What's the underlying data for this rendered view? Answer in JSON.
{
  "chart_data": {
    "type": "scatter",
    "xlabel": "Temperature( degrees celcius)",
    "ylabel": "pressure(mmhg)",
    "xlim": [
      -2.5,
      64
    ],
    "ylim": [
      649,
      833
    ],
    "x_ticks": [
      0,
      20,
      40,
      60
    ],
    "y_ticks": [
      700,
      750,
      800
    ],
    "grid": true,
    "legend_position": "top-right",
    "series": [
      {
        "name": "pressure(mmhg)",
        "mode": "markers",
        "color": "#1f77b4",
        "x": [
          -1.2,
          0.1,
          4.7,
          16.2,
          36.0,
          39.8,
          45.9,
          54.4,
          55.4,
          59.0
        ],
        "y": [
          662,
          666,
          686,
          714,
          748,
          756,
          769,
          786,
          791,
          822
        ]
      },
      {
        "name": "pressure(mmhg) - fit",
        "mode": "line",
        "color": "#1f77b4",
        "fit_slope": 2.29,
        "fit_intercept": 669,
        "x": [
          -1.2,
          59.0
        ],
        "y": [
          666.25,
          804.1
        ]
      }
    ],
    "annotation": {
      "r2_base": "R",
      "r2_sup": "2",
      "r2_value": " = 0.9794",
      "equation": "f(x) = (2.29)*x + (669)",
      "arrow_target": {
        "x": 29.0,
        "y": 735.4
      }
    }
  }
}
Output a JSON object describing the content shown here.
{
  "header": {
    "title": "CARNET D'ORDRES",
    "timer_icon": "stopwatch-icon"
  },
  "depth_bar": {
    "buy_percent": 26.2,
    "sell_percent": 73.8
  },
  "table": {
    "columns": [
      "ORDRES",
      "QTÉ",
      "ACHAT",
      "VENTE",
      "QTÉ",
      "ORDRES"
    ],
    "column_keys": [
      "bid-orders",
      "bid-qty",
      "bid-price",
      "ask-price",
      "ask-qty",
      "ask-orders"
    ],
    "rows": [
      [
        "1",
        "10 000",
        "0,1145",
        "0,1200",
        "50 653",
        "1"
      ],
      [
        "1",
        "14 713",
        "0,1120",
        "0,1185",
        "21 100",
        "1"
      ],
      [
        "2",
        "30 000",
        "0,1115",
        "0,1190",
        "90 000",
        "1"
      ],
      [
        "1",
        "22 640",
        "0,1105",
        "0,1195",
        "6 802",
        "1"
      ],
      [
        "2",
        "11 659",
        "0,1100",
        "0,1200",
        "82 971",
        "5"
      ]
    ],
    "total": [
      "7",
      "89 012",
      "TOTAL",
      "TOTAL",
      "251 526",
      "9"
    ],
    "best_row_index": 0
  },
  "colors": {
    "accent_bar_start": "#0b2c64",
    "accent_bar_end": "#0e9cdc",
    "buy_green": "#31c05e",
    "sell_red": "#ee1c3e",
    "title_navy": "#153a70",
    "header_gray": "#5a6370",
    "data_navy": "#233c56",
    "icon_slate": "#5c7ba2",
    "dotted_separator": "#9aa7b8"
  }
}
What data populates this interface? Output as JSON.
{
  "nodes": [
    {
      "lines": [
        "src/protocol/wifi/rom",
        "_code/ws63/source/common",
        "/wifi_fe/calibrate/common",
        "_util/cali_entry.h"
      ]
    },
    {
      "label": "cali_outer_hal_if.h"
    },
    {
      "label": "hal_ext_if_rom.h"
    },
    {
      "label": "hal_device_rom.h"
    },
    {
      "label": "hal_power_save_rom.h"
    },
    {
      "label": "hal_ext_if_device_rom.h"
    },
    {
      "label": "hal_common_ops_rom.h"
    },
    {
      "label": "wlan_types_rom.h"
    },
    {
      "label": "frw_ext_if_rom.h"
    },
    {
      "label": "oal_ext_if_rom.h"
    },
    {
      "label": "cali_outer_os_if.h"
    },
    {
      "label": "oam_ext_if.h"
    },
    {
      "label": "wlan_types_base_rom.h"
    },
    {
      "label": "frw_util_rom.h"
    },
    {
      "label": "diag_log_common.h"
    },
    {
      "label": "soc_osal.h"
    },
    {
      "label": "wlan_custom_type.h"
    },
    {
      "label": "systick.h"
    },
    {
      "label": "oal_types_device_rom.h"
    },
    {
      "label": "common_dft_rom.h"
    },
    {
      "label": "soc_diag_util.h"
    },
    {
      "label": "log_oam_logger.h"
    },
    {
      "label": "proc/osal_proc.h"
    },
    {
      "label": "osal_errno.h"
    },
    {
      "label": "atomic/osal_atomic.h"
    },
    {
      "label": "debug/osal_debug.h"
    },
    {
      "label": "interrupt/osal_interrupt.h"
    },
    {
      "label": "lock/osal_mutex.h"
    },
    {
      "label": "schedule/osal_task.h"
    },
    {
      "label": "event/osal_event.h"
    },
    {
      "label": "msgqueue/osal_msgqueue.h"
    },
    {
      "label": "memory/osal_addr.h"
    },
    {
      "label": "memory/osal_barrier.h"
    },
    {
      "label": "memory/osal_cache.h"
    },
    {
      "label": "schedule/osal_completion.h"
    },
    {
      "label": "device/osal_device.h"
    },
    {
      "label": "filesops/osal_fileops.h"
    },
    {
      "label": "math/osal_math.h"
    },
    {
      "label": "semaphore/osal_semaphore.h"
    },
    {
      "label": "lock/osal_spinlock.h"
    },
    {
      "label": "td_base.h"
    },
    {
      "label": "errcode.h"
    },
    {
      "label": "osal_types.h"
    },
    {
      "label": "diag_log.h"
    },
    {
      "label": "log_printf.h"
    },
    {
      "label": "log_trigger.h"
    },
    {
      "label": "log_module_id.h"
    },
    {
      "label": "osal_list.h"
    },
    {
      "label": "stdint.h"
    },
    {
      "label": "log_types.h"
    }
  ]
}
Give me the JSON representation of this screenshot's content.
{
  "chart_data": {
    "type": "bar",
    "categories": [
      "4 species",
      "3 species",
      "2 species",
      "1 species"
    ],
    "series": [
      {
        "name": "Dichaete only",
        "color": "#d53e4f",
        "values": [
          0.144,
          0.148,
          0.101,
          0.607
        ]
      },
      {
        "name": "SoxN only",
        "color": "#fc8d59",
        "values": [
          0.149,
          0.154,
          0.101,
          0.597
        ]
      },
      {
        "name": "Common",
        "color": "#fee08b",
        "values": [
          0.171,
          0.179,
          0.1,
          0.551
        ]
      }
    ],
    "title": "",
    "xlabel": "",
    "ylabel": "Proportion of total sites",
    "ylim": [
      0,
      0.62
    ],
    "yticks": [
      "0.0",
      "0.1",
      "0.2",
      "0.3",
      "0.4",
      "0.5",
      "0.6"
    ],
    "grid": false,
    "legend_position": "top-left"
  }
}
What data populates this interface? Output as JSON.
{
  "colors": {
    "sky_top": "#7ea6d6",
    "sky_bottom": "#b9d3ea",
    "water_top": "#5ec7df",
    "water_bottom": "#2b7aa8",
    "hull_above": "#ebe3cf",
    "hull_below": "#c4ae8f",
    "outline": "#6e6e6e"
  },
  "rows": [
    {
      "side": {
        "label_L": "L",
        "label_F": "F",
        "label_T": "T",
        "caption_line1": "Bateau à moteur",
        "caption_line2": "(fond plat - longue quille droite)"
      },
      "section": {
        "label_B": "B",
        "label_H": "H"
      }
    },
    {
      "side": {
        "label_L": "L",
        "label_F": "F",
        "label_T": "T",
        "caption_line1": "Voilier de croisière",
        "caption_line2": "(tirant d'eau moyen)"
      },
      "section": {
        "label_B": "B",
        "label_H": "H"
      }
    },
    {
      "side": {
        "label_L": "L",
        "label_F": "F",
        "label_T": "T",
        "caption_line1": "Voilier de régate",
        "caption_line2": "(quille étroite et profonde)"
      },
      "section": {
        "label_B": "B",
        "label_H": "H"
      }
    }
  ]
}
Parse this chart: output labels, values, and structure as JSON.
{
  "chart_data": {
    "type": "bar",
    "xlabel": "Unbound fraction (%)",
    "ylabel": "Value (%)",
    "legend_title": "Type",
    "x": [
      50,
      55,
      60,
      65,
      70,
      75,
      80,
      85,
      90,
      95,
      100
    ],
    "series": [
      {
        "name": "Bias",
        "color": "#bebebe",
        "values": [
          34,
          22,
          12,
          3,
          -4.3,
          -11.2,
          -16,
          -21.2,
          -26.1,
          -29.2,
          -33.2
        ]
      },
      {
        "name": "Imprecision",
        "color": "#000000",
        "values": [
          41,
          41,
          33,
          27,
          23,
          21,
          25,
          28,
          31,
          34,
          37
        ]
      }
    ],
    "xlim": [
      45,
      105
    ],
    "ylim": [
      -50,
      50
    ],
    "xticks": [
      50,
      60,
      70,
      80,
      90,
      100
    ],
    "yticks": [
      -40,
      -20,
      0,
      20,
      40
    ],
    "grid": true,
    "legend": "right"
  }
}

§ **Exercise instructions**: Copy every line in the records above that contains the word "ylabel".

§ **Response for this exercise**:
    "ylabel": "pressure(mmhg)",
    "ylabel": "Proportion of total sites",
    "ylabel": "Value (%)",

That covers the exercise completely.